Data extracted from a collection:
* Start *
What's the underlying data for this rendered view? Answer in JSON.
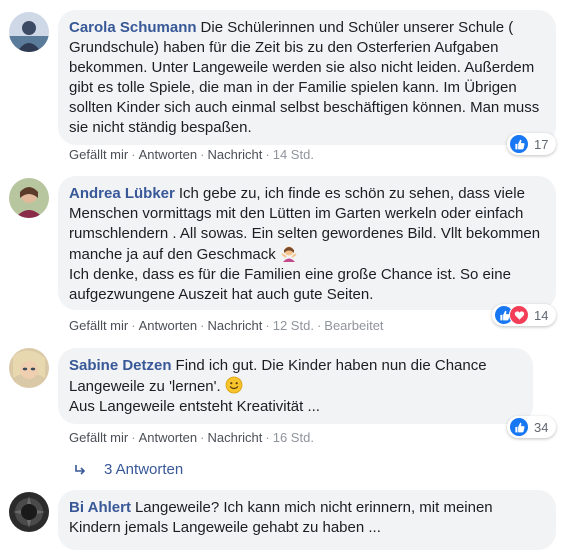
{
  "comments": [
    {
      "author": "Carola Schumann",
      "text": "Die Schülerinnen und Schüler unserer Schule ( Grundschule) haben für die Zeit bis zu den Osterferien Aufgaben bekommen. Unter Langeweile werden sie also nicht leiden. Außerdem gibt es tolle Spiele, die man in der Familie spielen kann. Im Übrigen sollten Kinder sich auch einmal selbst beschäftigen können. Man muss sie nicht ständig bespaßen.",
      "actions": {
        "like": "Gefällt mir",
        "reply": "Antworten",
        "message": "Nachricht",
        "time": "14 Std."
      },
      "reactions": {
        "count": "17",
        "types": [
          "like"
        ]
      }
    },
    {
      "author": "Andrea Lübker",
      "text_part1": "Ich gebe zu, ich finde es schön zu sehen, dass viele Menschen vormittags mit den Lütten im Garten werkeln oder einfach rumschlendern . All sowas. Ein selten gewordenes Bild. Vllt bekommen manche ja auf den Geschmack",
      "text_part2": "Ich denke, dass es für die Familien eine große Chance ist. So eine aufgezwungene Auszeit hat auch gute Seiten.",
      "actions": {
        "like": "Gefällt mir",
        "reply": "Antworten",
        "message": "Nachricht",
        "time": "12 Std.",
        "edited": "Bearbeitet"
      },
      "reactions": {
        "count": "14",
        "types": [
          "like",
          "love"
        ]
      }
    },
    {
      "author": "Sabine Detzen",
      "text_part1": "Find ich gut. Die Kinder haben nun die Chance Langeweile zu 'lernen'.",
      "text_part2": "Aus Langeweile entsteht Kreativität ...",
      "actions": {
        "like": "Gefällt mir",
        "reply": "Antworten",
        "message": "Nachricht",
        "time": "16 Std."
      },
      "reactions": {
        "count": "34",
        "types": [
          "like"
        ]
      },
      "replies_label": "3 Antworten"
    },
    {
      "author": "Bi Ahlert",
      "text": "Langeweile? Ich kann mich nicht erinnern, mit meinen Kindern jemals Langeweile gehabt zu haben ..."
    }
  ],
  "colors": {
    "author": "#385898",
    "bubble": "#f2f3f5",
    "like": "#1877f2",
    "love": "#f33e58"
  }
}
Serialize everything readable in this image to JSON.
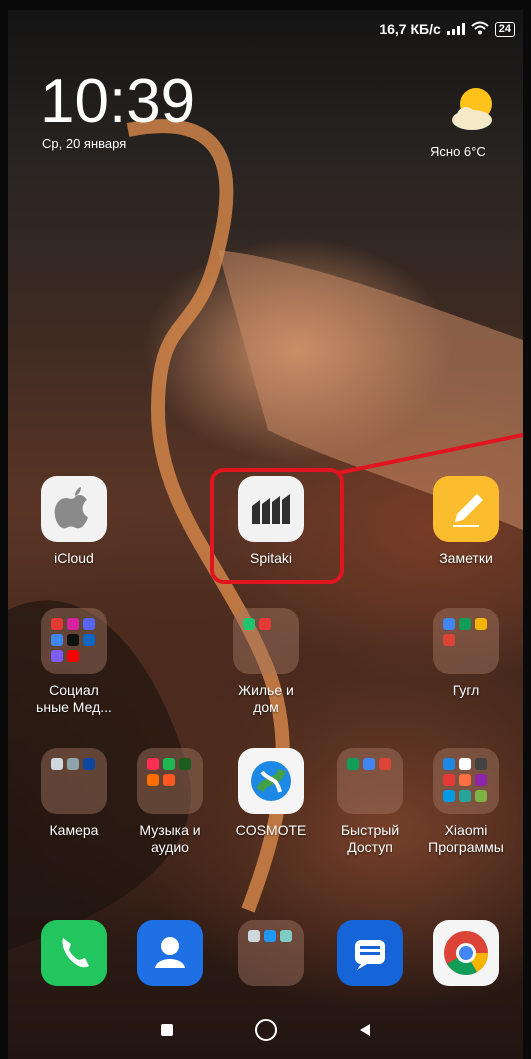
{
  "status_bar": {
    "speed": "16,7 КБ/с",
    "battery": "24"
  },
  "lock": {
    "time": "10:39",
    "date": "Ср, 20 января"
  },
  "weather": {
    "text": "Ясно  6°C",
    "icon": "partly-sunny-icon"
  },
  "apps": {
    "icloud": "iCloud",
    "spitaki": "Spitaki",
    "zametki": "Заметки",
    "social_line1": "Социал",
    "social_line2": "ьные Мед...",
    "housing_line1": "Жилье и",
    "housing_line2": "дом",
    "google": "Гугл",
    "camera": "Камера",
    "music_line1": "Музыка и",
    "music_line2": "аудио",
    "cosmote": "COSMOTE",
    "quick_line1": "Быстрый",
    "quick_line2": "Доступ",
    "xiaomi_line1": "Xiaomi",
    "xiaomi_line2": "Программы"
  },
  "dock": [
    "phone-icon",
    "contacts-icon",
    "folder-icon",
    "messages-icon",
    "chrome-icon"
  ],
  "nav": [
    "recents-button",
    "home-button",
    "back-button"
  ],
  "colors": {
    "highlight": "#e0151f",
    "phone": "#22c55e",
    "contacts": "#1f6fe5",
    "messages": "#1565d8"
  }
}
* End *
• **Task goal**
Copy out each line in the preceding records that contains "time".

• **Written solution**
        "time": "14 Std."
        "time": "12 Std.",
        "time": "16 Std."
    "time": "10:39",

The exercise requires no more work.